Problem to work on: In the material below, find how many lines contain the string "name". Write only that number.

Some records
==========

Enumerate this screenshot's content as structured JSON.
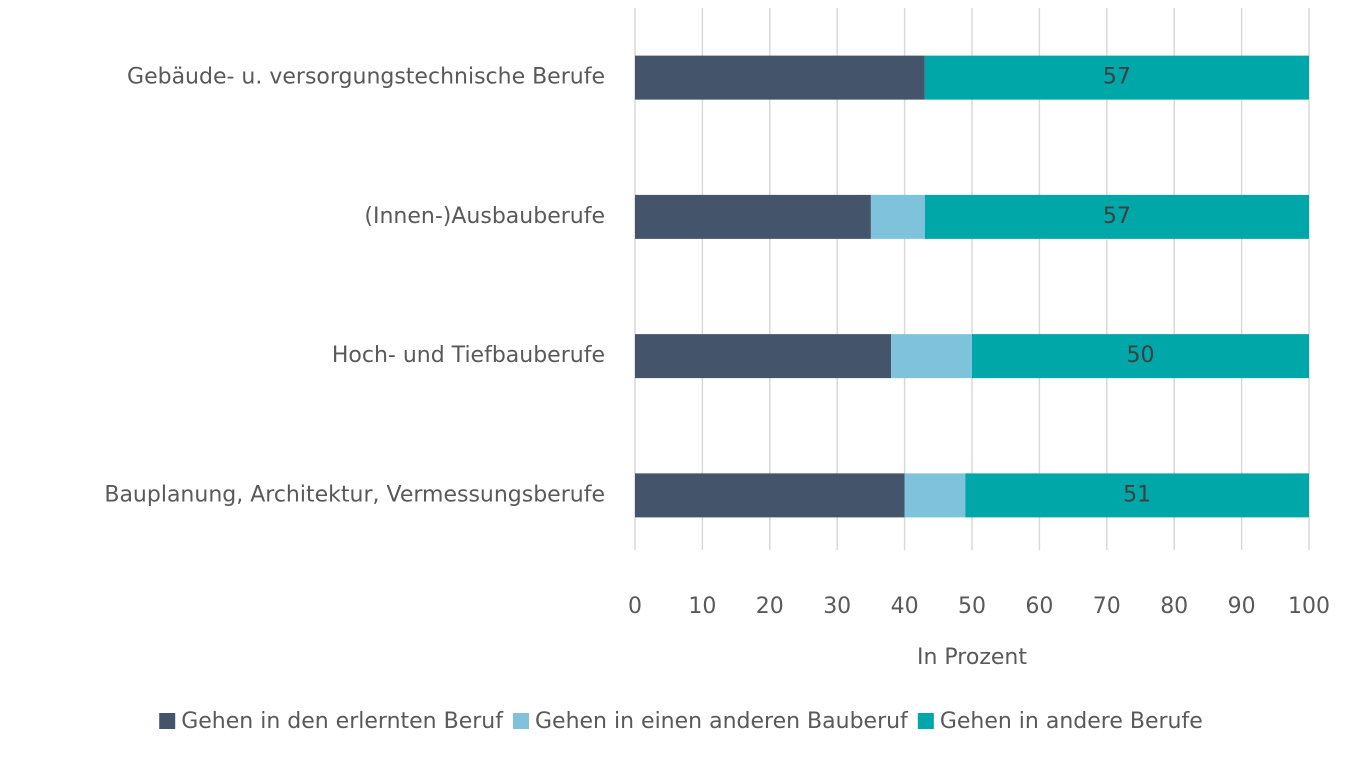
{
  "chart_data": {
    "type": "stacked_barh",
    "x_label": "In Prozent",
    "categories": [
      "Gebäude- u. versorgungstechnische Berufe",
      "(Innen-)Ausbauberufe",
      "Hoch- und Tiefbauberufe",
      "Bauplanung, Architektur, Vermessungsberufe"
    ],
    "series": [
      {
        "name": "Gehen in den erlernten Beruf",
        "color": "#44546a",
        "values": [
          43,
          35,
          38,
          40
        ]
      },
      {
        "name": "Gehen in einen anderen Bauberuf",
        "color": "#7fc2dc",
        "values": [
          0,
          8,
          12,
          9
        ]
      },
      {
        "name": "Gehen in andere Berufe",
        "color": "#00a7a8",
        "values": [
          57,
          57,
          50,
          51
        ]
      }
    ],
    "data_labels_series": 2,
    "xlim": [
      0,
      100
    ],
    "xticks": [
      0,
      10,
      20,
      30,
      40,
      50,
      60,
      70,
      80,
      90,
      100
    ],
    "grid": true,
    "legend": "bottom"
  }
}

==========

Result: 3